Element location listings
____________
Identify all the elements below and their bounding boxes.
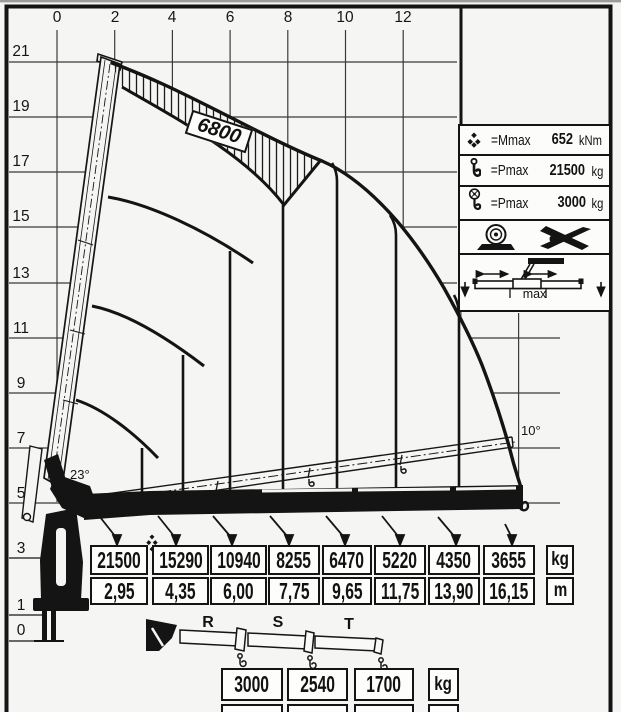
boom-angle-label: 23°: [70, 468, 90, 481]
load-diagram-artwork: [0, 0, 621, 712]
y-axis-tick: 13: [8, 266, 34, 282]
outreach-cell: 2,95: [90, 577, 148, 605]
x-axis-tick: 6: [217, 10, 243, 26]
capacity-cell: 6470: [322, 545, 372, 575]
capacity-cell: 4350: [428, 545, 480, 575]
winch-pmax-value: 3000: [557, 194, 585, 212]
ext-capacity-unit-cell: kg: [428, 668, 459, 701]
x-axis-tick: 0: [44, 10, 70, 26]
capacity-arrows: [100, 516, 516, 545]
ext-capacity-cell: 3000: [221, 668, 283, 701]
winch-pmax-unit: kg: [592, 195, 604, 211]
jib-angle-label: 10°: [521, 424, 541, 437]
y-axis-tick: 17: [8, 154, 34, 170]
x-axis-tick: 8: [275, 10, 301, 26]
extension-label-r: R: [197, 614, 219, 632]
outreach-cell: 16,15: [483, 577, 535, 605]
extension-label-t: T: [338, 616, 360, 634]
y-axis-tick: 7: [8, 431, 34, 447]
equipment-icons-row: [460, 221, 609, 255]
y-axis-tick: 5: [8, 486, 34, 502]
x-axis-tick: 2: [102, 10, 128, 26]
capacity-cell: 15290: [152, 545, 209, 575]
rope-winch-icon: [474, 222, 518, 252]
ext-outreach-cell: 18,60: [221, 704, 283, 712]
y-axis-tick: 0: [8, 623, 34, 639]
mmax-value: 652: [551, 131, 572, 149]
ext-outreach-cell: 23,55: [354, 704, 414, 712]
outreach-cell: 9,65: [322, 577, 372, 605]
outreach-cell: 7,75: [268, 577, 320, 605]
winch-pmax-row: =Pmax 3000 kg: [460, 187, 609, 221]
pmax-unit: kg: [592, 163, 604, 179]
y-axis-tick: 1: [8, 598, 34, 614]
y-axis-tick: 11: [8, 321, 34, 337]
outreach-cell: 13,90: [428, 577, 480, 605]
pmax-label: =Pmax: [491, 162, 529, 179]
y-axis-tick: 15: [8, 209, 34, 225]
y-axis-tick: 19: [8, 99, 34, 115]
winch-hook-icon: [464, 188, 484, 218]
mmax-label: =Mmax: [491, 132, 531, 149]
capacity-cell: 8255: [268, 545, 320, 575]
x-axis-tick: 10: [332, 10, 358, 26]
ext-capacity-cell: 2540: [287, 668, 348, 701]
outreach-cell: 4,35: [152, 577, 209, 605]
pmax-row: =Pmax 21500 kg: [460, 156, 609, 187]
lift-cylinder: [22, 446, 42, 522]
capacity-unit-cell: kg: [546, 545, 574, 575]
capacity-cell: 21500: [90, 545, 148, 575]
crane-load-chart: 0 2 4 6 8 10 12 21 19 17 15 13 11 9 7 5 …: [0, 0, 621, 712]
x-axis-tick: 12: [390, 10, 416, 26]
outreach-cell: 6,00: [210, 577, 267, 605]
outreach-unit-cell: m: [546, 577, 574, 605]
outreach-cell: 11,75: [374, 577, 426, 605]
mmax-unit: kNm: [579, 132, 602, 148]
y-axis-tick: 3: [8, 541, 34, 557]
outrigger-max-row: max: [460, 255, 609, 308]
ext-capacity-cell: 1700: [354, 668, 414, 701]
extension-label-s: S: [267, 614, 289, 632]
y-axis-tick: 9: [8, 376, 34, 392]
capacity-cell: 10940: [210, 545, 267, 575]
capacity-cell: 3655: [483, 545, 535, 575]
ext-outreach-unit-cell: m: [428, 704, 459, 712]
pmax-value: 21500: [549, 162, 585, 180]
crossed-jib-icon: [537, 222, 595, 252]
x-axis-tick: 4: [159, 10, 185, 26]
hook-icon: [464, 158, 484, 183]
ext-outreach-cell: 21,10: [287, 704, 348, 712]
working-envelope-fill: [58, 63, 523, 500]
capacity-cell: 5220: [374, 545, 426, 575]
ratings-info-box: =Mmax 652 kNm =Pmax 21500 kg =Pmax 3000 …: [458, 124, 611, 312]
winch-pmax-label: =Pmax: [491, 195, 529, 212]
moment-diamonds-icon: [464, 132, 484, 148]
outrigger-max-label: max: [523, 288, 547, 301]
y-axis-tick: 21: [8, 44, 34, 60]
mmax-row: =Mmax 652 kNm: [460, 126, 609, 156]
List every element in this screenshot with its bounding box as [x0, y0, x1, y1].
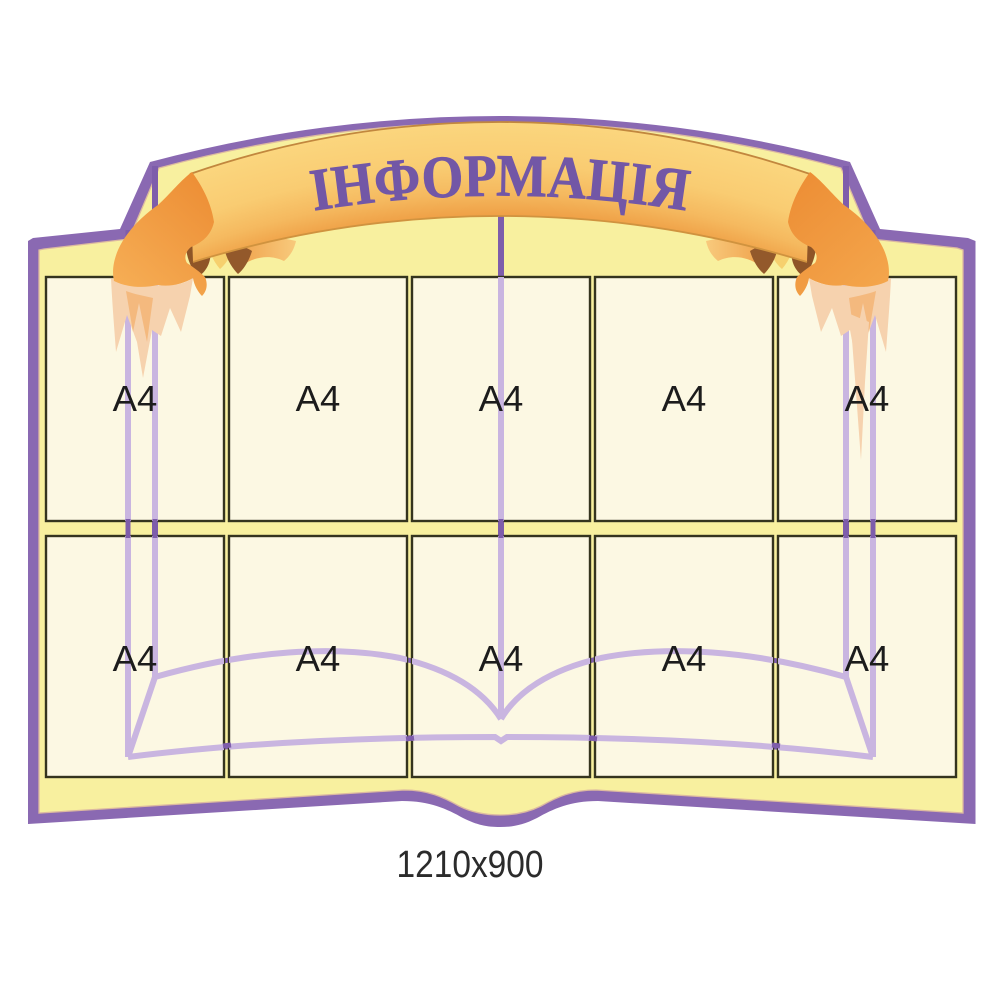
- svg-text:A4: A4: [113, 638, 158, 679]
- svg-text:A4: A4: [845, 638, 890, 679]
- svg-text:A4: A4: [296, 638, 341, 679]
- svg-text:A4: A4: [662, 638, 707, 679]
- svg-text:A4: A4: [296, 378, 341, 419]
- svg-text:A4: A4: [113, 378, 158, 419]
- svg-text:1210x900: 1210x900: [397, 844, 544, 886]
- svg-text:A4: A4: [479, 378, 524, 419]
- svg-text:A4: A4: [662, 378, 707, 419]
- svg-text:A4: A4: [479, 638, 524, 679]
- svg-text:A4: A4: [845, 378, 890, 419]
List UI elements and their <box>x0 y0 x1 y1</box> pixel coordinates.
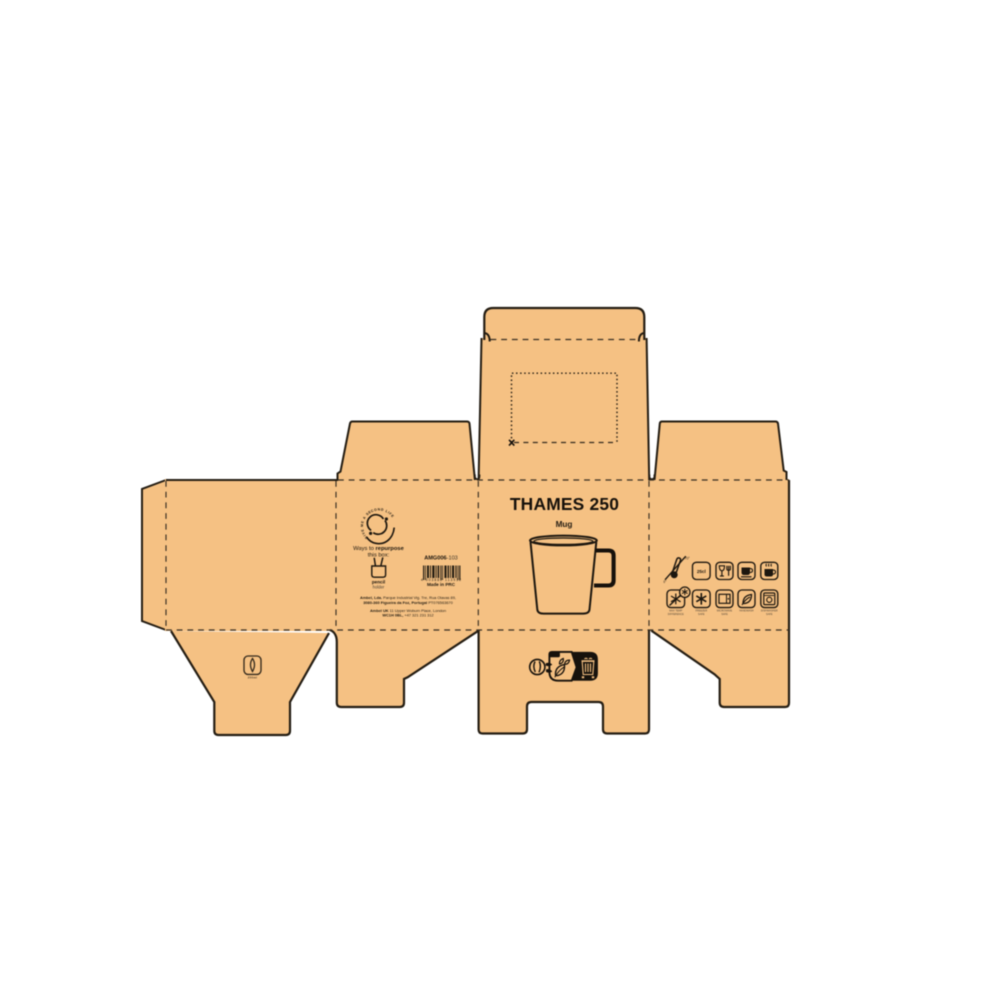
svg-text:HANDWASH: HANDWASH <box>739 610 754 613</box>
svg-text:AMG006-103: AMG006-103 <box>424 556 458 562</box>
svg-text:70°: 70° <box>685 557 691 561</box>
svg-text:WC1H 0BL, +47 321 231 312: WC1H 0BL, +47 321 231 312 <box>382 613 433 618</box>
svg-text:3080-360 Figueira da Foz, Port: 3080-360 Figueira da Foz, Portugal PT076… <box>363 600 453 605</box>
svg-text:Mug: Mug <box>556 520 573 529</box>
svg-text:SAFE: SAFE <box>698 613 705 616</box>
svg-text:SAFE: SAFE <box>721 613 728 616</box>
svg-text:DIFFERENCE: DIFFERENCE <box>668 613 684 616</box>
svg-text:250ml: 250ml <box>248 675 257 679</box>
svg-text:Ways to repurpose: Ways to repurpose <box>353 546 404 552</box>
svg-text:THAMES 250: THAMES 250 <box>510 494 619 514</box>
svg-text:25cl: 25cl <box>697 569 706 574</box>
svg-text:this box:: this box: <box>368 552 390 558</box>
svg-text:SAFE: SAFE <box>766 613 773 616</box>
svg-text:Made in PRC: Made in PRC <box>427 582 456 587</box>
svg-text:holder: holder <box>373 584 385 589</box>
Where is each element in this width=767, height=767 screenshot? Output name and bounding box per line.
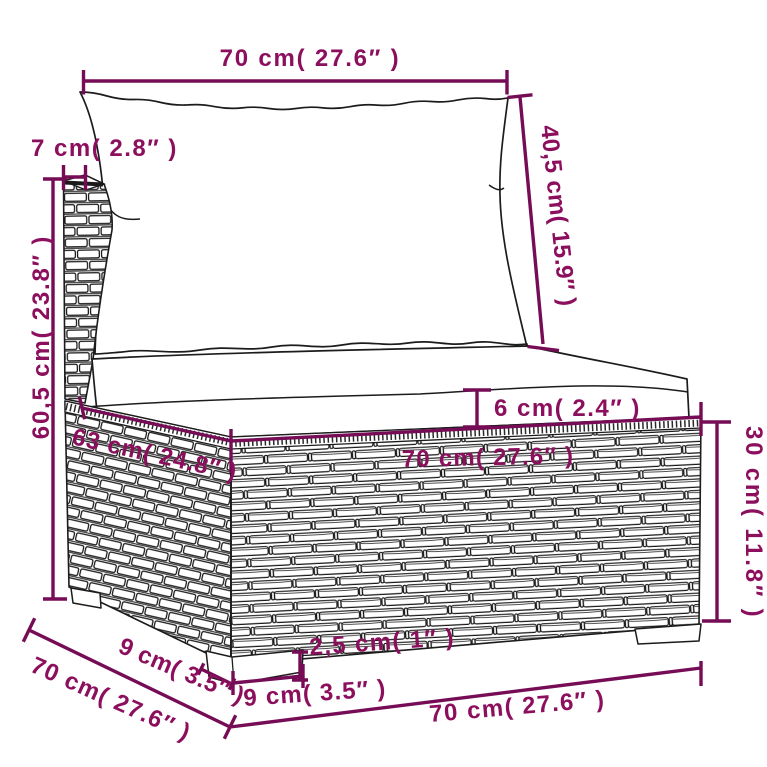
svg-text:70 cm( 27.6″ ): 70 cm( 27.6″ )	[220, 45, 401, 72]
svg-text:7 cm( 2.8″ ): 7 cm( 2.8″ )	[31, 135, 178, 162]
svg-text:6 cm( 2.4″ ): 6 cm( 2.4″ )	[494, 395, 641, 422]
svg-text:30 cm( 11.8″ ): 30 cm( 11.8″ )	[740, 426, 767, 619]
svg-text:60,5 cm( 23.8″ ): 60,5 cm( 23.8″ )	[28, 235, 55, 439]
svg-text:40,5 cm( 15.9″ ): 40,5 cm( 15.9″ )	[535, 124, 581, 308]
svg-text:70 cm( 27.6″ ): 70 cm( 27.6″ )	[402, 442, 575, 473]
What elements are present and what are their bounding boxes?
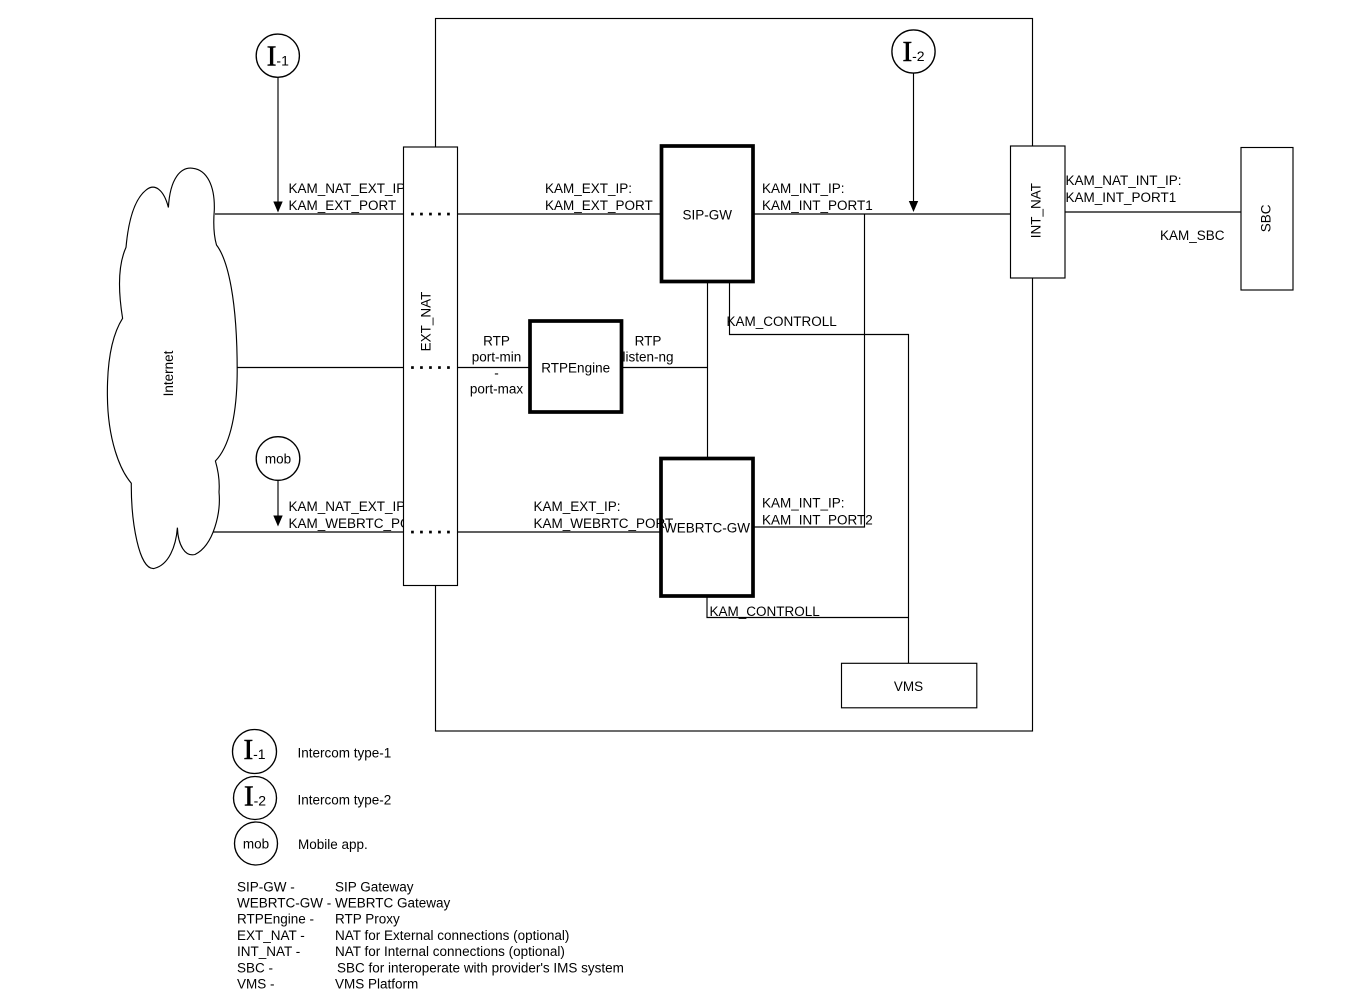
svg-text:SIP-GW: SIP-GW — [682, 208, 732, 223]
svg-text:SIP-GW -: SIP-GW - — [237, 879, 295, 894]
svg-text:mob: mob — [243, 837, 269, 852]
svg-text:Internet: Internet — [161, 350, 176, 396]
svg-text:INT_NAT -: INT_NAT - — [237, 944, 300, 959]
svg-text:VMS: VMS — [894, 679, 923, 694]
svg-text:KAM_WEBRTC_PORT: KAM_WEBRTC_PORT — [534, 516, 674, 531]
svg-text:NAT for Internal connections (: NAT for Internal connections (optional) — [335, 944, 565, 959]
svg-text:Mobile app.: Mobile app. — [298, 837, 368, 852]
svg-text:INT_NAT: INT_NAT — [1028, 183, 1043, 238]
svg-text:EXT_NAT: EXT_NAT — [419, 292, 434, 352]
svg-text:RTPEngine -: RTPEngine - — [237, 912, 314, 927]
svg-text:KAM_NAT_INT_IP:: KAM_NAT_INT_IP: — [1066, 173, 1182, 188]
svg-text:KAM_INT_PORT1: KAM_INT_PORT1 — [762, 198, 873, 213]
svg-text:NAT for External connections (: NAT for External connections (optional) — [335, 928, 569, 943]
svg-text:SIP Gateway: SIP Gateway — [335, 879, 414, 894]
svg-text:RTPEngine: RTPEngine — [541, 361, 610, 376]
svg-text:KAM_NAT_EXT_IP:: KAM_NAT_EXT_IP: — [289, 499, 410, 514]
svg-text:KAM_EXT_IP:: KAM_EXT_IP: — [534, 499, 621, 514]
svg-text:KAM_EXT_IP:: KAM_EXT_IP: — [545, 181, 632, 196]
svg-text:SBC: SBC — [1258, 204, 1273, 232]
svg-text:RTP: RTP — [483, 334, 510, 349]
svg-text:Intercom type-2: Intercom type-2 — [298, 793, 392, 808]
svg-text:KAM_CONTROLL: KAM_CONTROLL — [710, 604, 821, 619]
svg-text:WEBRTC-GW: WEBRTC-GW — [664, 521, 750, 536]
svg-text:KAM_INT_PORT2: KAM_INT_PORT2 — [762, 513, 873, 528]
svg-text:listen-ng: listen-ng — [622, 350, 673, 365]
svg-text:mob: mob — [265, 452, 291, 467]
svg-text:KAM_EXT_PORT: KAM_EXT_PORT — [289, 198, 397, 213]
svg-text:KAM_CONTROLL: KAM_CONTROLL — [727, 314, 838, 329]
svg-text:port-max: port-max — [470, 382, 524, 397]
svg-text:SBC for interoperate with prov: SBC for interoperate with provider's IMS… — [337, 960, 624, 975]
svg-text:Intercom type-1: Intercom type-1 — [298, 746, 392, 761]
svg-text:WEBRTC Gateway: WEBRTC Gateway — [335, 896, 451, 911]
svg-text:KAM_SBC: KAM_SBC — [1160, 228, 1225, 243]
svg-text:VMS -: VMS - — [237, 977, 275, 992]
svg-text:KAM_EXT_PORT: KAM_EXT_PORT — [545, 198, 653, 213]
svg-text:EXT_NAT -: EXT_NAT - — [237, 928, 305, 943]
svg-text:port-min: port-min — [472, 350, 522, 365]
svg-text:WEBRTC-GW -: WEBRTC-GW - — [237, 896, 331, 911]
svg-text:KAM_INT_IP:: KAM_INT_IP: — [762, 181, 845, 196]
svg-text:-: - — [494, 366, 499, 381]
svg-text:KAM_INT_PORT1: KAM_INT_PORT1 — [1066, 190, 1177, 205]
svg-text:RTP: RTP — [635, 334, 662, 349]
svg-text:RTP Proxy: RTP Proxy — [335, 912, 400, 927]
svg-text:KAM_INT_IP:: KAM_INT_IP: — [762, 496, 845, 511]
svg-text:VMS Platform: VMS Platform — [335, 977, 418, 992]
svg-text:KAM_NAT_EXT_IP:: KAM_NAT_EXT_IP: — [289, 181, 410, 196]
svg-text:SBC -: SBC - — [237, 960, 273, 975]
____________
## Task brief
Copy the lines of the entries verbatim, starting at the line that has "svg-text:HANDWASH: HANDWASH <box>739" and ending after the line that has "svg-text:holder: holder <box>373".

## Expected output
svg-text:HANDWASH: HANDWASH <box>739 610 754 613</box>
svg-text:AMG006-103: AMG006-103 <box>424 556 458 562</box>
svg-text:70°: 70° <box>685 557 691 561</box>
svg-text:WC1H 0BL, +47 321 231 312: WC1H 0BL, +47 321 231 312 <box>382 613 433 618</box>
svg-text:3080-360 Figueira da Foz, Port: 3080-360 Figueira da Foz, Portugal PT076… <box>363 600 453 605</box>
svg-text:Mug: Mug <box>556 520 573 529</box>
svg-text:SAFE: SAFE <box>698 613 705 616</box>
svg-text:SAFE: SAFE <box>721 613 728 616</box>
svg-text:DIFFERENCE: DIFFERENCE <box>668 613 684 616</box>
svg-text:250ml: 250ml <box>248 675 257 679</box>
svg-text:Ways to repurpose: Ways to repurpose <box>353 546 404 552</box>
svg-text:THAMES 250: THAMES 250 <box>510 494 619 514</box>
svg-text:25cl: 25cl <box>697 569 706 574</box>
svg-text:this box:: this box: <box>368 552 390 558</box>
svg-text:SAFE: SAFE <box>766 613 773 616</box>
svg-text:Made in PRC: Made in PRC <box>427 582 456 587</box>
svg-text:holder: holder <box>373 584 385 589</box>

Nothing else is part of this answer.